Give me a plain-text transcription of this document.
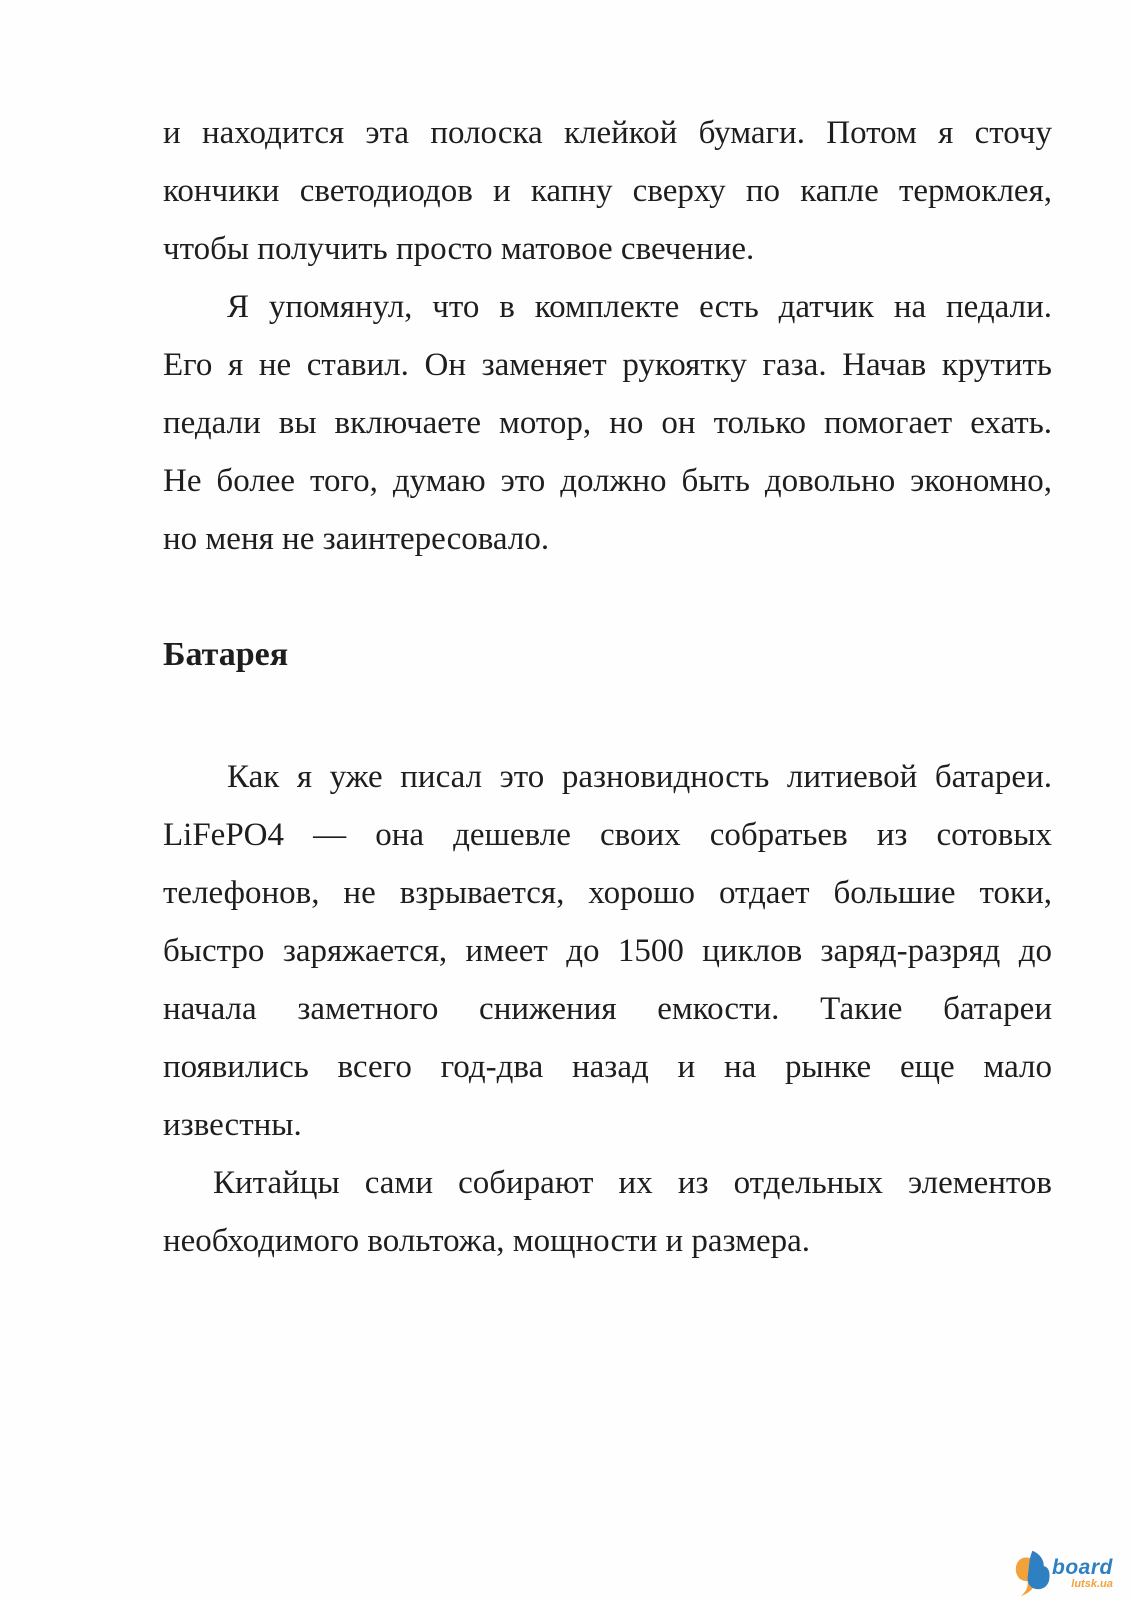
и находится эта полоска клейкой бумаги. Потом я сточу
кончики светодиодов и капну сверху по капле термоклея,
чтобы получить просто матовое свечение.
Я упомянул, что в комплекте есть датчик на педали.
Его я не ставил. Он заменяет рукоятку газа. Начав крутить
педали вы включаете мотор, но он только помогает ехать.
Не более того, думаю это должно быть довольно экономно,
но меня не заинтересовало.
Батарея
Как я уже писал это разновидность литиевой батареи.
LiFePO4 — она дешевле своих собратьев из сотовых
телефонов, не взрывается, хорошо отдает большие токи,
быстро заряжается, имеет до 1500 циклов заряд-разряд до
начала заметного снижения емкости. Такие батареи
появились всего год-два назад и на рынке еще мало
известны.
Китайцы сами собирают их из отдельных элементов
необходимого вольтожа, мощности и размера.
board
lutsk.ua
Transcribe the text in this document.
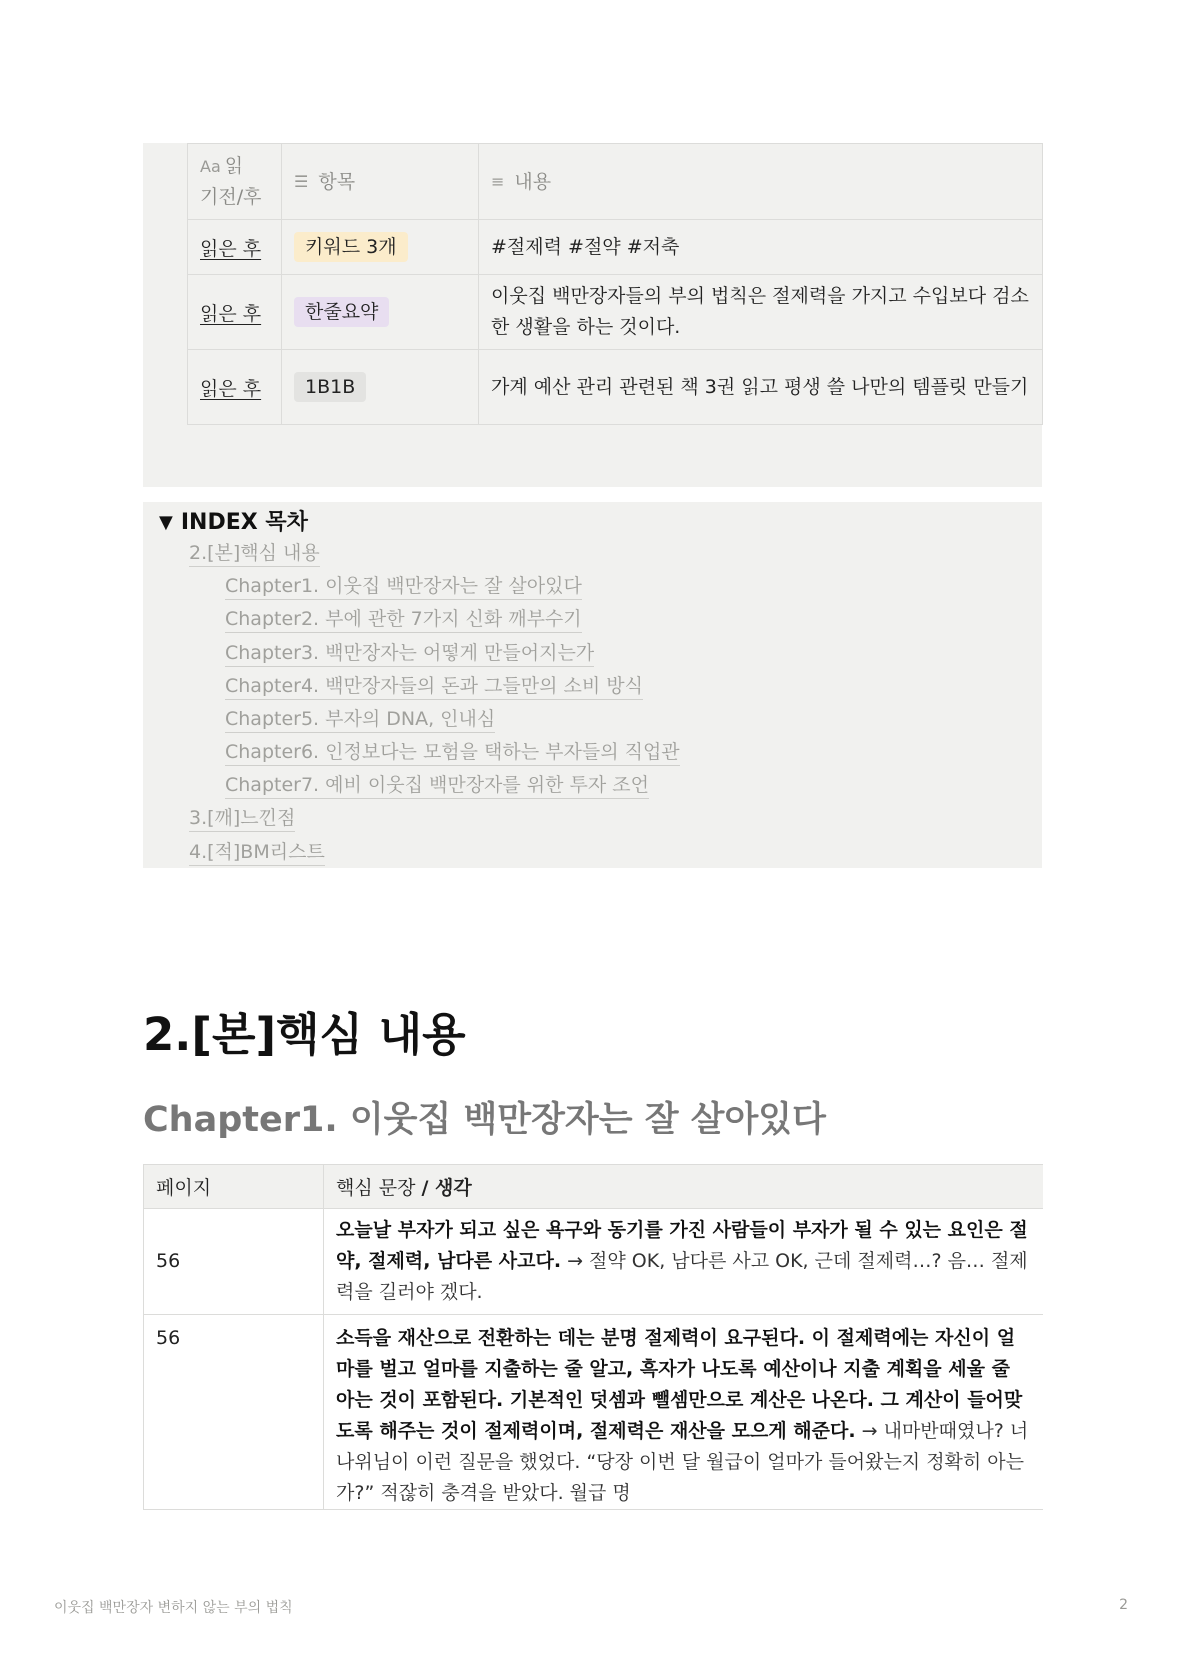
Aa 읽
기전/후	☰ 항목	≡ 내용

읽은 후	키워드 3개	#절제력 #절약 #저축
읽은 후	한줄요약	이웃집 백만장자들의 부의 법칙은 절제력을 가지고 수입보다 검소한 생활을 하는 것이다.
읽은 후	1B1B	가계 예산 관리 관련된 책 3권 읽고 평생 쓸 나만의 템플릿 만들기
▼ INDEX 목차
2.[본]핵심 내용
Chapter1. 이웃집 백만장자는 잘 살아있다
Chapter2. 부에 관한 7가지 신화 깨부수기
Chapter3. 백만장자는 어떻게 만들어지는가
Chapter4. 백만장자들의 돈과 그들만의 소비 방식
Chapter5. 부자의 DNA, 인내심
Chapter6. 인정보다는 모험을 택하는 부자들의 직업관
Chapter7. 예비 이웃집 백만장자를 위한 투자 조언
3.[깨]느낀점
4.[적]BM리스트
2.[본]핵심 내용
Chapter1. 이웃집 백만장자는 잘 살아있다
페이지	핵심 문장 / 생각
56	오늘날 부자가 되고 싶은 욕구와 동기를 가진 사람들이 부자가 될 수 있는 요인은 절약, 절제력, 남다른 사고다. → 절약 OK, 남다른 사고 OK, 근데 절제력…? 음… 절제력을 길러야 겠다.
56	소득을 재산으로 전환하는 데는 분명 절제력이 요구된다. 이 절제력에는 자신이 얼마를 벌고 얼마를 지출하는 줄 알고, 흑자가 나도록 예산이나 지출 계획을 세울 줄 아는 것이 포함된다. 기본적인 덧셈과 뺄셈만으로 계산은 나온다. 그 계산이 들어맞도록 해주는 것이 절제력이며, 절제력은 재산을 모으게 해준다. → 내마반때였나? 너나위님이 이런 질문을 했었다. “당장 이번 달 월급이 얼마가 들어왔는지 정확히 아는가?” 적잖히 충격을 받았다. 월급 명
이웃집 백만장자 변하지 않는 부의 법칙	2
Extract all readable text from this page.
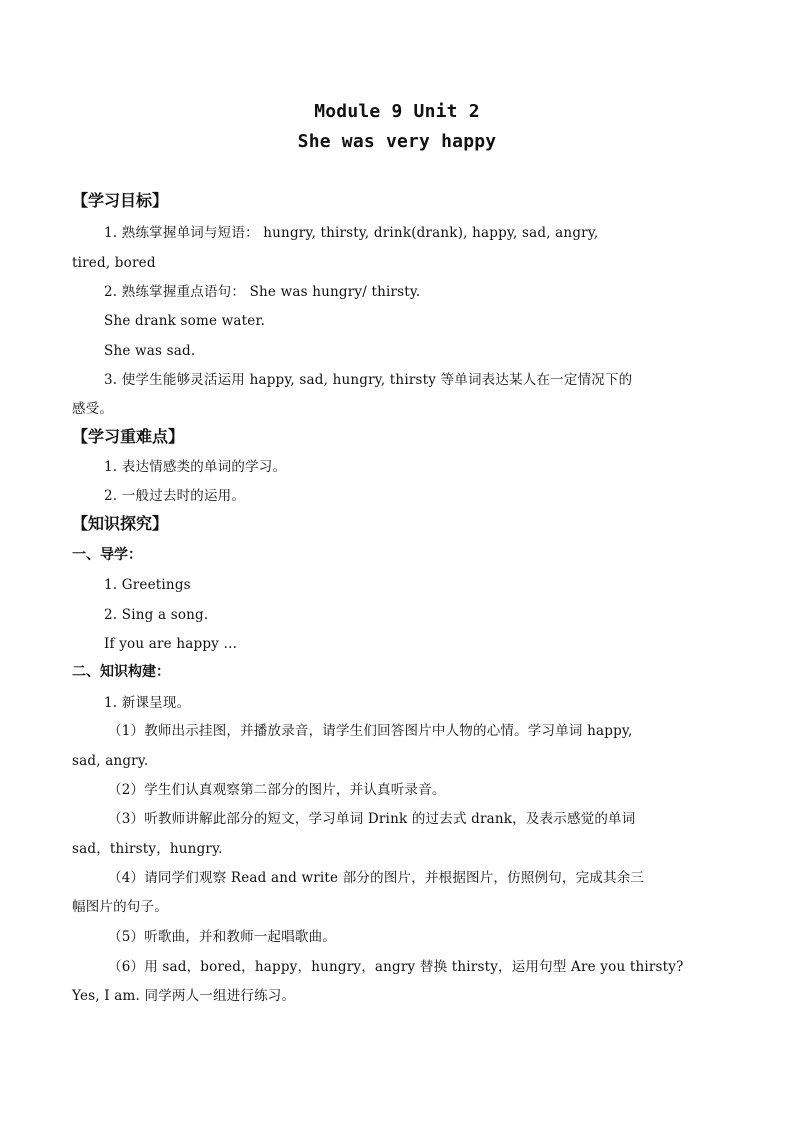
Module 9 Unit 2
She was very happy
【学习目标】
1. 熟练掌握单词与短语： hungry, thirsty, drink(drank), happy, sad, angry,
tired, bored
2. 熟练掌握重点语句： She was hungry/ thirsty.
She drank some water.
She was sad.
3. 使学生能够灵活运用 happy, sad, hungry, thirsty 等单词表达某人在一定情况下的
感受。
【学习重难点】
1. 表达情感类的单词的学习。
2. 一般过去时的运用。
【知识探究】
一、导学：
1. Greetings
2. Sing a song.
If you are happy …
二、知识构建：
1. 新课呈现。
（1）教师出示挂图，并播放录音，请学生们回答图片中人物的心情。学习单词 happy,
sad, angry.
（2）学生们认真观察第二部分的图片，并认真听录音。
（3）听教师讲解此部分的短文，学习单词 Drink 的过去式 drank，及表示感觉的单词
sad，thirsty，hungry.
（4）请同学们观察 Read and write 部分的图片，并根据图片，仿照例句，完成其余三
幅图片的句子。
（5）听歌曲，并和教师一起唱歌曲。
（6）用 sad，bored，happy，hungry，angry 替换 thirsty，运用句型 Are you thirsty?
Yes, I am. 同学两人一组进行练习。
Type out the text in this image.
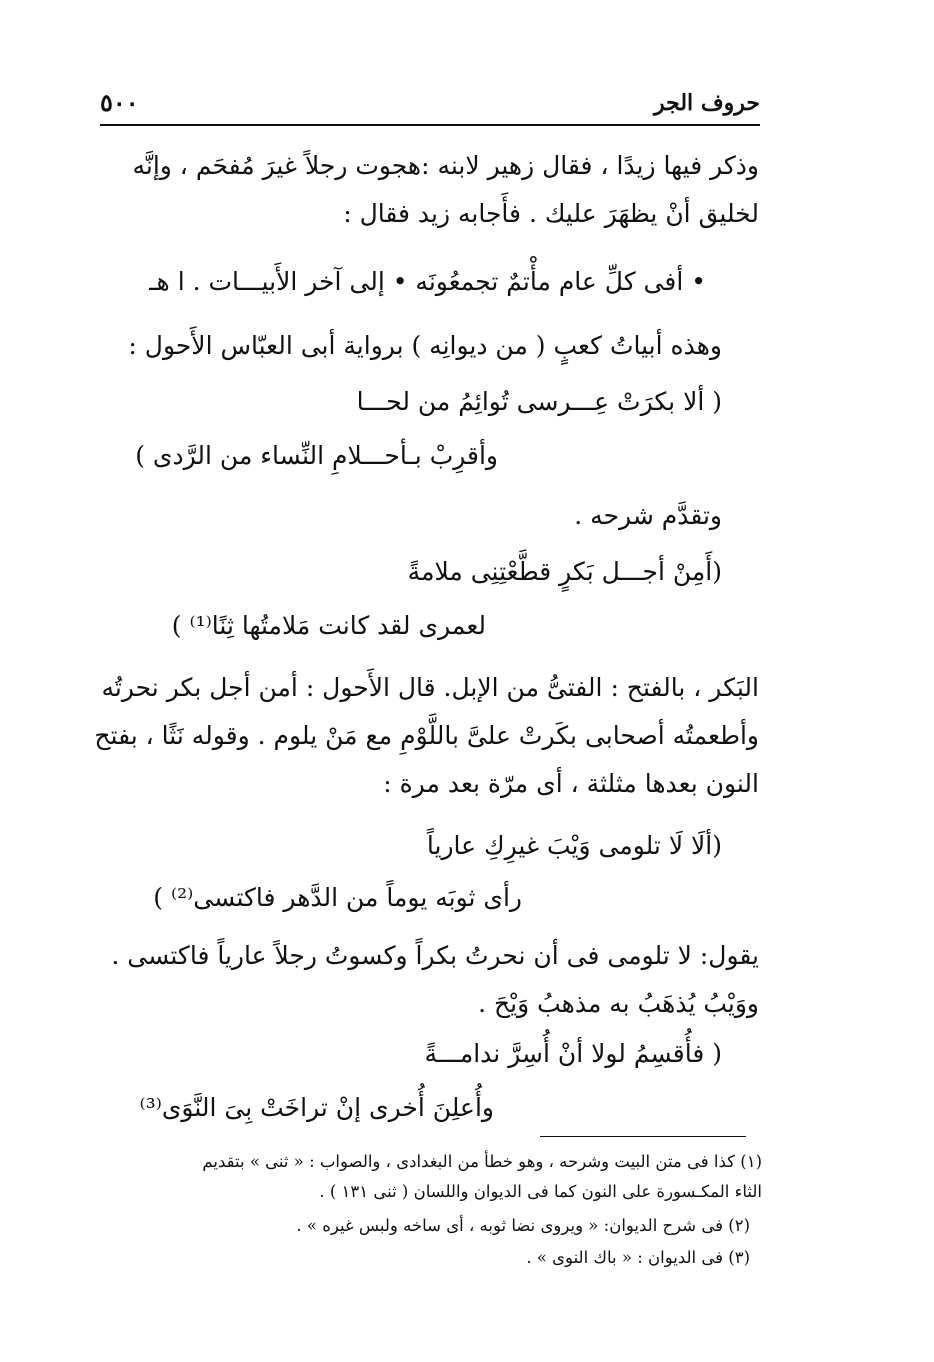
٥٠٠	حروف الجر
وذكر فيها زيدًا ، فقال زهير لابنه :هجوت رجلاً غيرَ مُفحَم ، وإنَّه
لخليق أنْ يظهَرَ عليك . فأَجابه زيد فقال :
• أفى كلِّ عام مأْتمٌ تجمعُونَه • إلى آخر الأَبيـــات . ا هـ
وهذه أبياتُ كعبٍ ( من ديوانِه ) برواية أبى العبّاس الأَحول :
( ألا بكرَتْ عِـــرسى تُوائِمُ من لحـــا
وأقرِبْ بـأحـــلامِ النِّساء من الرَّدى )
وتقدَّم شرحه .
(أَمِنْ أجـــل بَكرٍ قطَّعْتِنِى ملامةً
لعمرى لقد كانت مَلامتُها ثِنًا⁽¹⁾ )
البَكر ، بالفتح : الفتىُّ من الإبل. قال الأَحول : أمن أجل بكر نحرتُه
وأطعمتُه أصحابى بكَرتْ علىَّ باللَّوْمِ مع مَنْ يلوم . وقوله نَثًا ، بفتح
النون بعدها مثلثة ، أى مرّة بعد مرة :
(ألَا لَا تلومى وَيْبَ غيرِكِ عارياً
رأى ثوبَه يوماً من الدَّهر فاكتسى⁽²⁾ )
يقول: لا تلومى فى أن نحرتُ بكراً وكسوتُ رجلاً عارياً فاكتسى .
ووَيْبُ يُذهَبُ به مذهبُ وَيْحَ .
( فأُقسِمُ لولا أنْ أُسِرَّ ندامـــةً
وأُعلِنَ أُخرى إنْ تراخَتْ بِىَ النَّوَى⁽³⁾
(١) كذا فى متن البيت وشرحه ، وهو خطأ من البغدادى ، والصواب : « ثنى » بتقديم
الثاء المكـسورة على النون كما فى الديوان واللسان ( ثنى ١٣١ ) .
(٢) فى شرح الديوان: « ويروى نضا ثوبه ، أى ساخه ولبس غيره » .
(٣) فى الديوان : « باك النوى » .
################
*Task requirements*.
Without the pictures, extract every entry verbatim.

*Completed task*.
Give me a plain-text transcription of this document.
и находится эта полоска клейкой бумаги. Потом я сточу
кончики светодиодов и капну сверху по капле термоклея,
чтобы получить просто матовое свечение.
Я упомянул, что в комплекте есть датчик на педали.
Его я не ставил. Он заменяет рукоятку газа. Начав крутить
педали вы включаете мотор, но он только помогает ехать.
Не более того, думаю это должно быть довольно экономно,
но меня не заинтересовало.
Батарея
Как я уже писал это разновидность литиевой батареи.
LiFePO4 — она дешевле своих собратьев из сотовых
телефонов, не взрывается, хорошо отдает большие токи,
быстро заряжается, имеет до 1500 циклов заряд-разряд до
начала заметного снижения емкости. Такие батареи
появились всего год-два назад и на рынке еще мало
известны.
Китайцы сами собирают их из отдельных элементов
необходимого вольтожа, мощности и размера.
board
lutsk.ua
Transcribe the text in this document.
Aa 읽
기전/후	☰ 항목	≡ 내용

읽은 후	키워드 3개	#절제력 #절약 #저축
읽은 후	한줄요약	이웃집 백만장자들의 부의 법칙은 절제력을 가지고 수입보다 검소한 생활을 하는 것이다.
읽은 후	1B1B	가계 예산 관리 관련된 책 3권 읽고 평생 쓸 나만의 템플릿 만들기
▼ INDEX 목차
2.[본]핵심 내용
Chapter1. 이웃집 백만장자는 잘 살아있다
Chapter2. 부에 관한 7가지 신화 깨부수기
Chapter3. 백만장자는 어떻게 만들어지는가
Chapter4. 백만장자들의 돈과 그들만의 소비 방식
Chapter5. 부자의 DNA, 인내심
Chapter6. 인정보다는 모험을 택하는 부자들의 직업관
Chapter7. 예비 이웃집 백만장자를 위한 투자 조언
3.[깨]느낀점
4.[적]BM리스트
2.[본]핵심 내용
Chapter1. 이웃집 백만장자는 잘 살아있다
페이지	핵심 문장 / 생각
56	오늘날 부자가 되고 싶은 욕구와 동기를 가진 사람들이 부자가 될 수 있는 요인은 절약, 절제력, 남다른 사고다. → 절약 OK, 남다른 사고 OK, 근데 절제력…? 음… 절제력을 길러야 겠다.
56	소득을 재산으로 전환하는 데는 분명 절제력이 요구된다. 이 절제력에는 자신이 얼마를 벌고 얼마를 지출하는 줄 알고, 흑자가 나도록 예산이나 지출 계획을 세울 줄 아는 것이 포함된다. 기본적인 덧셈과 뺄셈만으로 계산은 나온다. 그 계산이 들어맞도록 해주는 것이 절제력이며, 절제력은 재산을 모으게 해준다. → 내마반때였나? 너나위님이 이런 질문을 했었다. “당장 이번 달 월급이 얼마가 들어왔는지 정확히 아는가?” 적잖히 충격을 받았다. 월급 명
이웃집 백만장자 변하지 않는 부의 법칙	2
Extract all readable text from this page.
Module 9 Unit 2
She was very happy
【学习目标】
1. 熟练掌握单词与短语： hungry, thirsty, drink(drank), happy, sad, angry,
tired, bored
2. 熟练掌握重点语句： She was hungry/ thirsty.
She drank some water.
She was sad.
3. 使学生能够灵活运用 happy, sad, hungry, thirsty 等单词表达某人在一定情况下的
感受。
【学习重难点】
1. 表达情感类的单词的学习。
2. 一般过去时的运用。
【知识探究】
一、导学：
1. Greetings
2. Sing a song.
If you are happy …
二、知识构建：
1. 新课呈现。
（1）教师出示挂图，并播放录音，请学生们回答图片中人物的心情。学习单词 happy,
sad, angry.
（2）学生们认真观察第二部分的图片，并认真听录音。
（3）听教师讲解此部分的短文，学习单词 Drink 的过去式 drank，及表示感觉的单词
sad，thirsty，hungry.
（4）请同学们观察 Read and write 部分的图片，并根据图片，仿照例句，完成其余三
幅图片的句子。
（5）听歌曲，并和教师一起唱歌曲。
（6）用 sad，bored，happy，hungry，angry 替换 thirsty，运用句型 Are you thirsty?
Yes, I am. 同学两人一组进行练习。
Type out the text in this image.
٥٠٠	حروف الجر
وذكر فيها زيدًا ، فقال زهير لابنه :هجوت رجلاً غيرَ مُفحَم ، وإنَّه
لخليق أنْ يظهَرَ عليك . فأَجابه زيد فقال :
• أفى كلِّ عام مأْتمٌ تجمعُونَه • إلى آخر الأَبيـــات . ا هـ
وهذه أبياتُ كعبٍ ( من ديوانِه ) برواية أبى العبّاس الأَحول :
( ألا بكرَتْ عِـــرسى تُوائِمُ من لحـــا
وأقرِبْ بـأحـــلامِ النِّساء من الرَّدى )
وتقدَّم شرحه .
(أَمِنْ أجـــل بَكرٍ قطَّعْتِنِى ملامةً
لعمرى لقد كانت مَلامتُها ثِنًا⁽¹⁾ )
البَكر ، بالفتح : الفتىُّ من الإبل. قال الأَحول : أمن أجل بكر نحرتُه
وأطعمتُه أصحابى بكَرتْ علىَّ باللَّوْمِ مع مَنْ يلوم . وقوله نَثًا ، بفتح
النون بعدها مثلثة ، أى مرّة بعد مرة :
(ألَا لَا تلومى وَيْبَ غيرِكِ عارياً
رأى ثوبَه يوماً من الدَّهر فاكتسى⁽²⁾ )
يقول: لا تلومى فى أن نحرتُ بكراً وكسوتُ رجلاً عارياً فاكتسى .
ووَيْبُ يُذهَبُ به مذهبُ وَيْحَ .
( فأُقسِمُ لولا أنْ أُسِرَّ ندامـــةً
وأُعلِنَ أُخرى إنْ تراخَتْ بِىَ النَّوَى⁽³⁾
(١) كذا فى متن البيت وشرحه ، وهو خطأ من البغدادى ، والصواب : « ثنى » بتقديم
الثاء المكـسورة على النون كما فى الديوان واللسان ( ثنى ١٣١ ) .
(٢) فى شرح الديوان: « ويروى نضا ثوبه ، أى ساخه ولبس غيره » .
(٣) فى الديوان : « باك النوى » .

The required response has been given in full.